------ MATERIAL PROVIDED ------

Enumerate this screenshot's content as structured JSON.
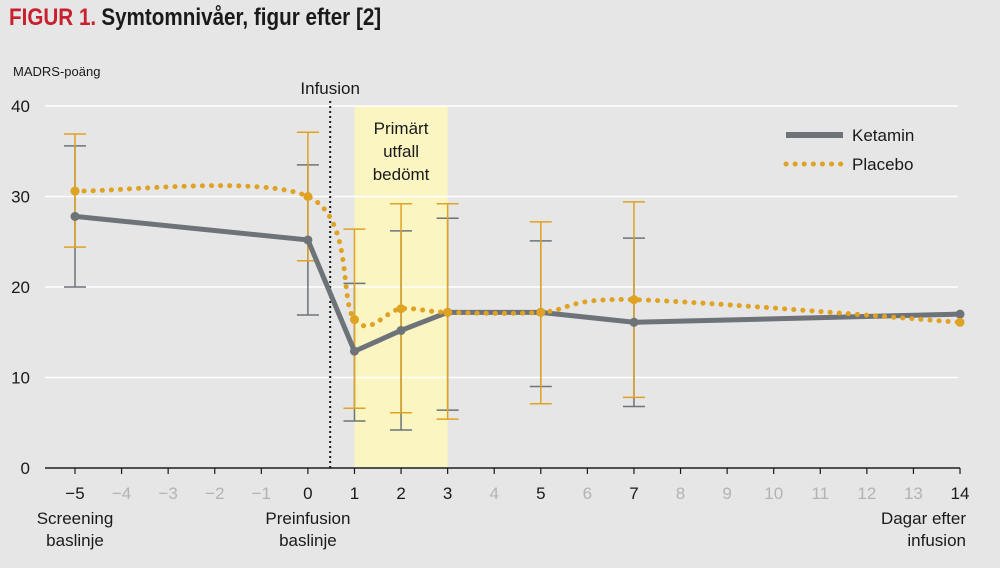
{
  "figure": {
    "number_label": "FIGUR 1.",
    "title": "Symtomnivåer, figur efter [2]"
  },
  "colors": {
    "background": "#e6e6e6",
    "ketamin": "#6d7378",
    "placebo": "#e0a222",
    "highlight": "#fbf5c2",
    "grid": "#ffffff",
    "title_accent": "#c8202f"
  },
  "chart_data": {
    "type": "line",
    "title": "Symtomnivåer, figur efter [2]",
    "ylabel": "MADRS-poäng",
    "xlabel": "Dagar efter infusion",
    "ylim": [
      0,
      40
    ],
    "y_ticks": [
      "0",
      "10",
      "20",
      "30",
      "40"
    ],
    "grid": "horizontal",
    "x_ticks": [
      {
        "label": "−5",
        "emph": true
      },
      {
        "label": "−4",
        "emph": false
      },
      {
        "label": "−3",
        "emph": false
      },
      {
        "label": "−2",
        "emph": false
      },
      {
        "label": "−1",
        "emph": false
      },
      {
        "label": "0",
        "emph": true
      },
      {
        "label": "1",
        "emph": true
      },
      {
        "label": "2",
        "emph": true
      },
      {
        "label": "3",
        "emph": true
      },
      {
        "label": "4",
        "emph": false
      },
      {
        "label": "5",
        "emph": true
      },
      {
        "label": "6",
        "emph": false
      },
      {
        "label": "7",
        "emph": true
      },
      {
        "label": "8",
        "emph": false
      },
      {
        "label": "9",
        "emph": false
      },
      {
        "label": "10",
        "emph": false
      },
      {
        "label": "11",
        "emph": false
      },
      {
        "label": "12",
        "emph": false
      },
      {
        "label": "13",
        "emph": false
      },
      {
        "label": "14",
        "emph": true
      }
    ],
    "x_captions": [
      {
        "lines": [
          "Screening",
          "baslinje"
        ],
        "tick_index": 0,
        "align": "middle"
      },
      {
        "lines": [
          "Preinfusion",
          "baslinje"
        ],
        "tick_index": 5,
        "align": "middle"
      },
      {
        "lines": [
          "Dagar efter",
          "infusion"
        ],
        "tick_index": 19,
        "align": "end"
      }
    ],
    "infusion_marker": {
      "label": "Infusion",
      "between_tick_index": [
        5,
        6
      ]
    },
    "highlight": {
      "from_tick_index": 6,
      "to_tick_index": 8,
      "lines": [
        "Primärt",
        "utfall",
        "bedömt"
      ]
    },
    "legend_position": "top-right",
    "series": [
      {
        "name": "Ketamin",
        "style": "solid",
        "points": [
          {
            "tick_index": 0,
            "y": 27.8,
            "lo": 20.0,
            "hi": 35.6
          },
          {
            "tick_index": 5,
            "y": 25.2,
            "lo": 16.9,
            "hi": 33.5
          },
          {
            "tick_index": 6,
            "y": 12.9,
            "lo": 5.2,
            "hi": 20.4
          },
          {
            "tick_index": 7,
            "y": 15.2,
            "lo": 4.2,
            "hi": 26.2
          },
          {
            "tick_index": 8,
            "y": 17.2,
            "lo": 6.4,
            "hi": 27.6
          },
          {
            "tick_index": 10,
            "y": 17.2,
            "lo": 9.0,
            "hi": 25.1
          },
          {
            "tick_index": 12,
            "y": 16.1,
            "lo": 6.8,
            "hi": 25.4
          },
          {
            "tick_index": 19,
            "y": 17.0
          }
        ]
      },
      {
        "name": "Placebo",
        "style": "dotted",
        "points": [
          {
            "tick_index": 0,
            "y": 30.6,
            "lo": 24.4,
            "hi": 36.9
          },
          {
            "tick_index": 5,
            "y": 30.0,
            "lo": 22.9,
            "hi": 37.1
          },
          {
            "tick_index": 6,
            "y": 16.4,
            "lo": 6.6,
            "hi": 26.4
          },
          {
            "tick_index": 7,
            "y": 17.6,
            "lo": 6.1,
            "hi": 29.2
          },
          {
            "tick_index": 8,
            "y": 17.2,
            "lo": 5.4,
            "hi": 29.2
          },
          {
            "tick_index": 10,
            "y": 17.2,
            "lo": 7.1,
            "hi": 27.2
          },
          {
            "tick_index": 12,
            "y": 18.6,
            "lo": 7.8,
            "hi": 29.4
          },
          {
            "tick_index": 19,
            "y": 16.1
          }
        ]
      }
    ]
  }
}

------

— TASK —
Reproduce the records, all of them, word for word; omit the pictures.

— SOLUTION FOR THIS TASK —
Enumerate this screenshot's content as structured JSON.
{
  "figure": {
    "number_label": "FIGUR 1.",
    "title": "Symtomnivåer, figur efter [2]"
  },
  "colors": {
    "background": "#e6e6e6",
    "ketamin": "#6d7378",
    "placebo": "#e0a222",
    "highlight": "#fbf5c2",
    "grid": "#ffffff",
    "title_accent": "#c8202f"
  },
  "chart_data": {
    "type": "line",
    "title": "Symtomnivåer, figur efter [2]",
    "ylabel": "MADRS-poäng",
    "xlabel": "Dagar efter infusion",
    "ylim": [
      0,
      40
    ],
    "y_ticks": [
      "0",
      "10",
      "20",
      "30",
      "40"
    ],
    "grid": "horizontal",
    "x_ticks": [
      {
        "label": "−5",
        "emph": true
      },
      {
        "label": "−4",
        "emph": false
      },
      {
        "label": "−3",
        "emph": false
      },
      {
        "label": "−2",
        "emph": false
      },
      {
        "label": "−1",
        "emph": false
      },
      {
        "label": "0",
        "emph": true
      },
      {
        "label": "1",
        "emph": true
      },
      {
        "label": "2",
        "emph": true
      },
      {
        "label": "3",
        "emph": true
      },
      {
        "label": "4",
        "emph": false
      },
      {
        "label": "5",
        "emph": true
      },
      {
        "label": "6",
        "emph": false
      },
      {
        "label": "7",
        "emph": true
      },
      {
        "label": "8",
        "emph": false
      },
      {
        "label": "9",
        "emph": false
      },
      {
        "label": "10",
        "emph": false
      },
      {
        "label": "11",
        "emph": false
      },
      {
        "label": "12",
        "emph": false
      },
      {
        "label": "13",
        "emph": false
      },
      {
        "label": "14",
        "emph": true
      }
    ],
    "x_captions": [
      {
        "lines": [
          "Screening",
          "baslinje"
        ],
        "tick_index": 0,
        "align": "middle"
      },
      {
        "lines": [
          "Preinfusion",
          "baslinje"
        ],
        "tick_index": 5,
        "align": "middle"
      },
      {
        "lines": [
          "Dagar efter",
          "infusion"
        ],
        "tick_index": 19,
        "align": "end"
      }
    ],
    "infusion_marker": {
      "label": "Infusion",
      "between_tick_index": [
        5,
        6
      ]
    },
    "highlight": {
      "from_tick_index": 6,
      "to_tick_index": 8,
      "lines": [
        "Primärt",
        "utfall",
        "bedömt"
      ]
    },
    "legend_position": "top-right",
    "series": [
      {
        "name": "Ketamin",
        "style": "solid",
        "points": [
          {
            "tick_index": 0,
            "y": 27.8,
            "lo": 20.0,
            "hi": 35.6
          },
          {
            "tick_index": 5,
            "y": 25.2,
            "lo": 16.9,
            "hi": 33.5
          },
          {
            "tick_index": 6,
            "y": 12.9,
            "lo": 5.2,
            "hi": 20.4
          },
          {
            "tick_index": 7,
            "y": 15.2,
            "lo": 4.2,
            "hi": 26.2
          },
          {
            "tick_index": 8,
            "y": 17.2,
            "lo": 6.4,
            "hi": 27.6
          },
          {
            "tick_index": 10,
            "y": 17.2,
            "lo": 9.0,
            "hi": 25.1
          },
          {
            "tick_index": 12,
            "y": 16.1,
            "lo": 6.8,
            "hi": 25.4
          },
          {
            "tick_index": 19,
            "y": 17.0
          }
        ]
      },
      {
        "name": "Placebo",
        "style": "dotted",
        "points": [
          {
            "tick_index": 0,
            "y": 30.6,
            "lo": 24.4,
            "hi": 36.9
          },
          {
            "tick_index": 5,
            "y": 30.0,
            "lo": 22.9,
            "hi": 37.1
          },
          {
            "tick_index": 6,
            "y": 16.4,
            "lo": 6.6,
            "hi": 26.4
          },
          {
            "tick_index": 7,
            "y": 17.6,
            "lo": 6.1,
            "hi": 29.2
          },
          {
            "tick_index": 8,
            "y": 17.2,
            "lo": 5.4,
            "hi": 29.2
          },
          {
            "tick_index": 10,
            "y": 17.2,
            "lo": 7.1,
            "hi": 27.2
          },
          {
            "tick_index": 12,
            "y": 18.6,
            "lo": 7.8,
            "hi": 29.4
          },
          {
            "tick_index": 19,
            "y": 16.1
          }
        ]
      }
    ]
  }
}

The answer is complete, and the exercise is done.